+++ Records for the exercise +++

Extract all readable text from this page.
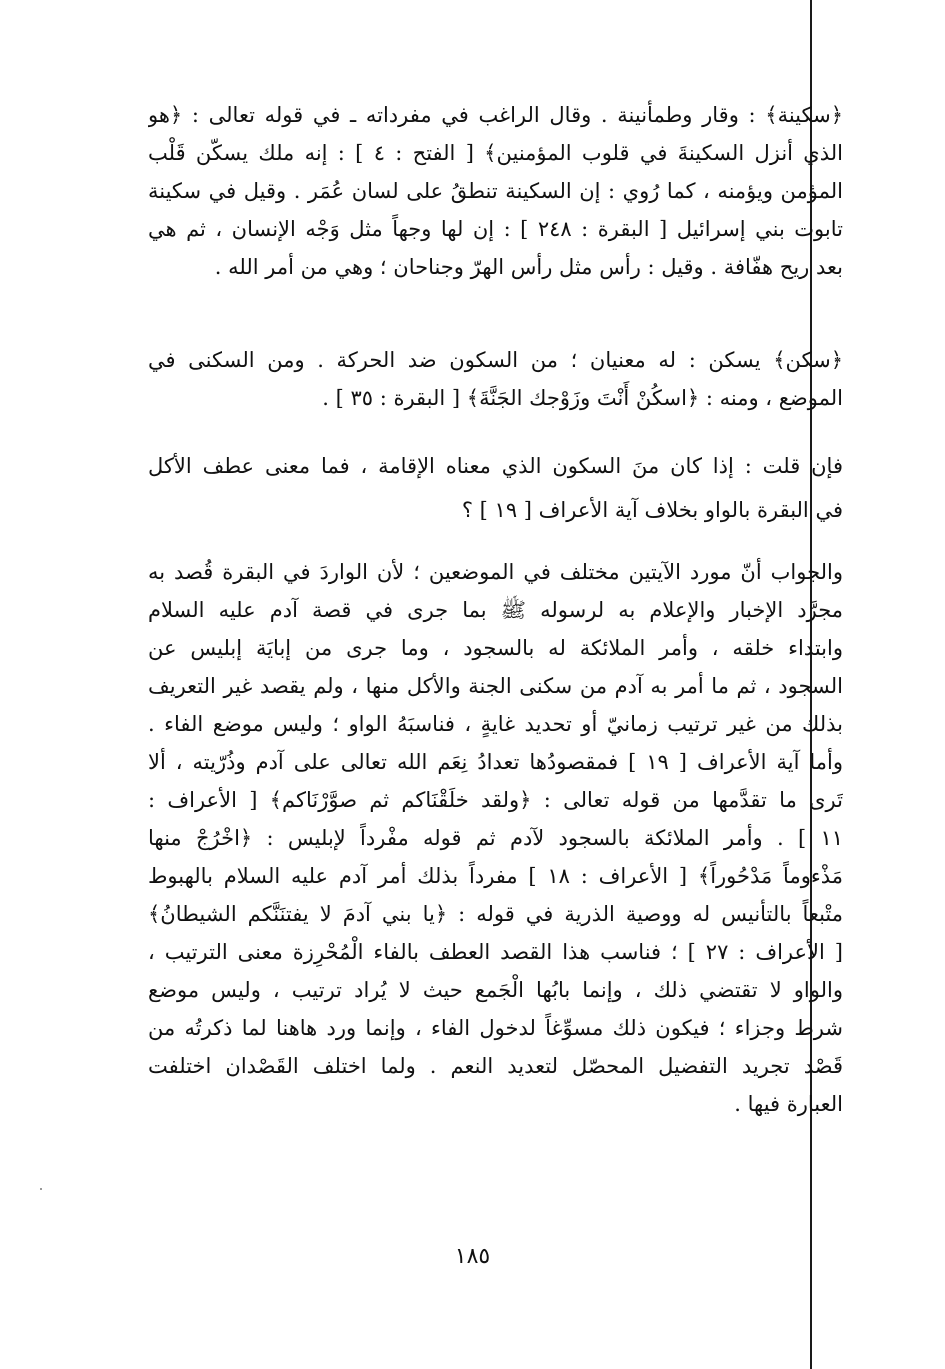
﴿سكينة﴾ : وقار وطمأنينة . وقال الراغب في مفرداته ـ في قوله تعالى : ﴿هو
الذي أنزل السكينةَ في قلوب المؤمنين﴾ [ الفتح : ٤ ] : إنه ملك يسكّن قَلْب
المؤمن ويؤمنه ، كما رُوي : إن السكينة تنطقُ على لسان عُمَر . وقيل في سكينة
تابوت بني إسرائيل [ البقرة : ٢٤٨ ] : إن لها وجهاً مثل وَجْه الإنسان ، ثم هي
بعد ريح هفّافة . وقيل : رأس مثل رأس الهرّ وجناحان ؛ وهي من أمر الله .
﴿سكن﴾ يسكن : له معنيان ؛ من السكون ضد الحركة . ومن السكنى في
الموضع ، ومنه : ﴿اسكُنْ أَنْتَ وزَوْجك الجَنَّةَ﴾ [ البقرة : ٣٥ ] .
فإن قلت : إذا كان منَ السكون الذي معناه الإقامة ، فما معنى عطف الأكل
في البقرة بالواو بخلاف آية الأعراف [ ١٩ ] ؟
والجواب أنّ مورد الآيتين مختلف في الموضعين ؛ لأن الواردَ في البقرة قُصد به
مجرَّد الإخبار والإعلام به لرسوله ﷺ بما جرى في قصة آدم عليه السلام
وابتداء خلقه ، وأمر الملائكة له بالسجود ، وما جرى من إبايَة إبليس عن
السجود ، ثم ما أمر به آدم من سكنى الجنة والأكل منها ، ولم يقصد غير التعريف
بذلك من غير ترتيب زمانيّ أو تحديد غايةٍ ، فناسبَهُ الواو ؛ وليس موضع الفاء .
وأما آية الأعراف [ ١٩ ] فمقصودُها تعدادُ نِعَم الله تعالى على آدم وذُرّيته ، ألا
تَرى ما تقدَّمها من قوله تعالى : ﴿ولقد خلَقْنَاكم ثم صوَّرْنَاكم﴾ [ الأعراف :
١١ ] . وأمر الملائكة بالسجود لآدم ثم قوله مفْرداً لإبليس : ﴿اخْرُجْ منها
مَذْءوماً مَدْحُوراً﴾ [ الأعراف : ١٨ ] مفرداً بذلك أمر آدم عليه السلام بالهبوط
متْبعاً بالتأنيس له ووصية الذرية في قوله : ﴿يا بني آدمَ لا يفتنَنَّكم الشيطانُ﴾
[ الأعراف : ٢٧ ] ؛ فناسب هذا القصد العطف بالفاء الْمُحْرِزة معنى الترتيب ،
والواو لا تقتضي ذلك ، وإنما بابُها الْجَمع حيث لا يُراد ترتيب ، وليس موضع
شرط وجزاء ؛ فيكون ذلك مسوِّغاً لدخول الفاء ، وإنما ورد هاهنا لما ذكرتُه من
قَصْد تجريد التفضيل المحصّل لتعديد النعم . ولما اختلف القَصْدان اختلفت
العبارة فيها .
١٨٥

+++
+++ Records for the exercise +++

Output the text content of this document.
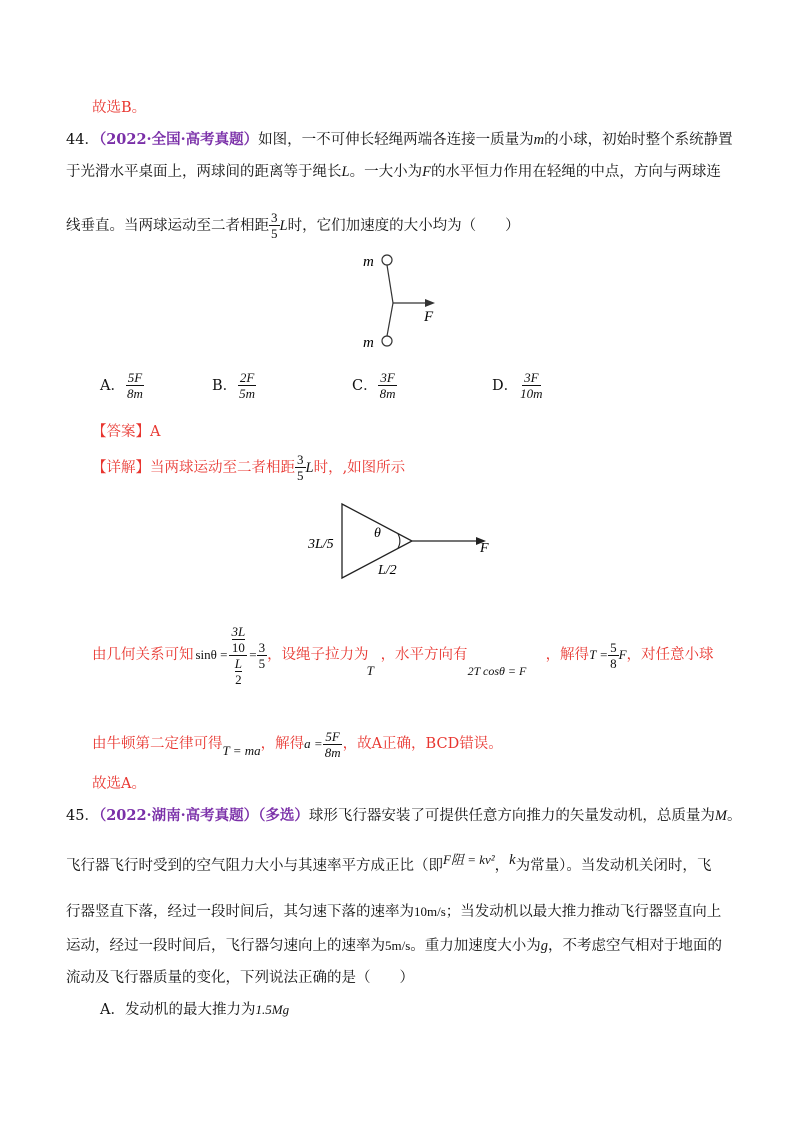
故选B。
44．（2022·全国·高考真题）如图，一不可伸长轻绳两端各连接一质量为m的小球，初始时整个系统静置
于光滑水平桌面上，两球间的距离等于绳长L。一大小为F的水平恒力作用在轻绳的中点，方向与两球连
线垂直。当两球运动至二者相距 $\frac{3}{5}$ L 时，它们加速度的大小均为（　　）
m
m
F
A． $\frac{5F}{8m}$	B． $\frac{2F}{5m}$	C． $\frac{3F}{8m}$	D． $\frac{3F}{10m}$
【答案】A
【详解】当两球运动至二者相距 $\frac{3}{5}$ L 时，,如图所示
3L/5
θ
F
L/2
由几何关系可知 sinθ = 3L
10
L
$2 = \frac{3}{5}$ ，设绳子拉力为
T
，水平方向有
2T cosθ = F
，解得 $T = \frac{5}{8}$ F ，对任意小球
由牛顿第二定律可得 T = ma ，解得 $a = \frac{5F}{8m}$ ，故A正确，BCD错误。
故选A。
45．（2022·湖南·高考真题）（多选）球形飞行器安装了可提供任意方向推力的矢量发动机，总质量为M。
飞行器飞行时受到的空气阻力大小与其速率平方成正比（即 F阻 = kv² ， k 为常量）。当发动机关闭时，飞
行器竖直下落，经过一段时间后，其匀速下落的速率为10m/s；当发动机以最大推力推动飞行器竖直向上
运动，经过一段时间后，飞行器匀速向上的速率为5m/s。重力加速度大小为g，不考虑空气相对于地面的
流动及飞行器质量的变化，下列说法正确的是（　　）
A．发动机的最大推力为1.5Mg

+++
+++ Records for the exercise +++

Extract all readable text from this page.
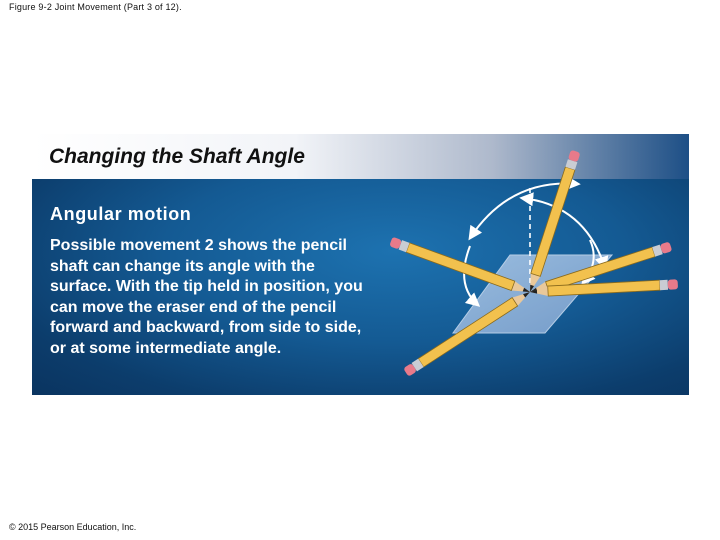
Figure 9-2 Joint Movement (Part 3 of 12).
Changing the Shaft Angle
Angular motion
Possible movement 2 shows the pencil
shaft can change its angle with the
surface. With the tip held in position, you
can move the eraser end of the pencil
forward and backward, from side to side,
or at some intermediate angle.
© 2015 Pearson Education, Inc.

+++

● **Work required**
For each line of the entries that includes "pencil", show that line.

● **Solution to this exercise**
Possible movement 2 shows the pencil
can move the eraser end of the pencil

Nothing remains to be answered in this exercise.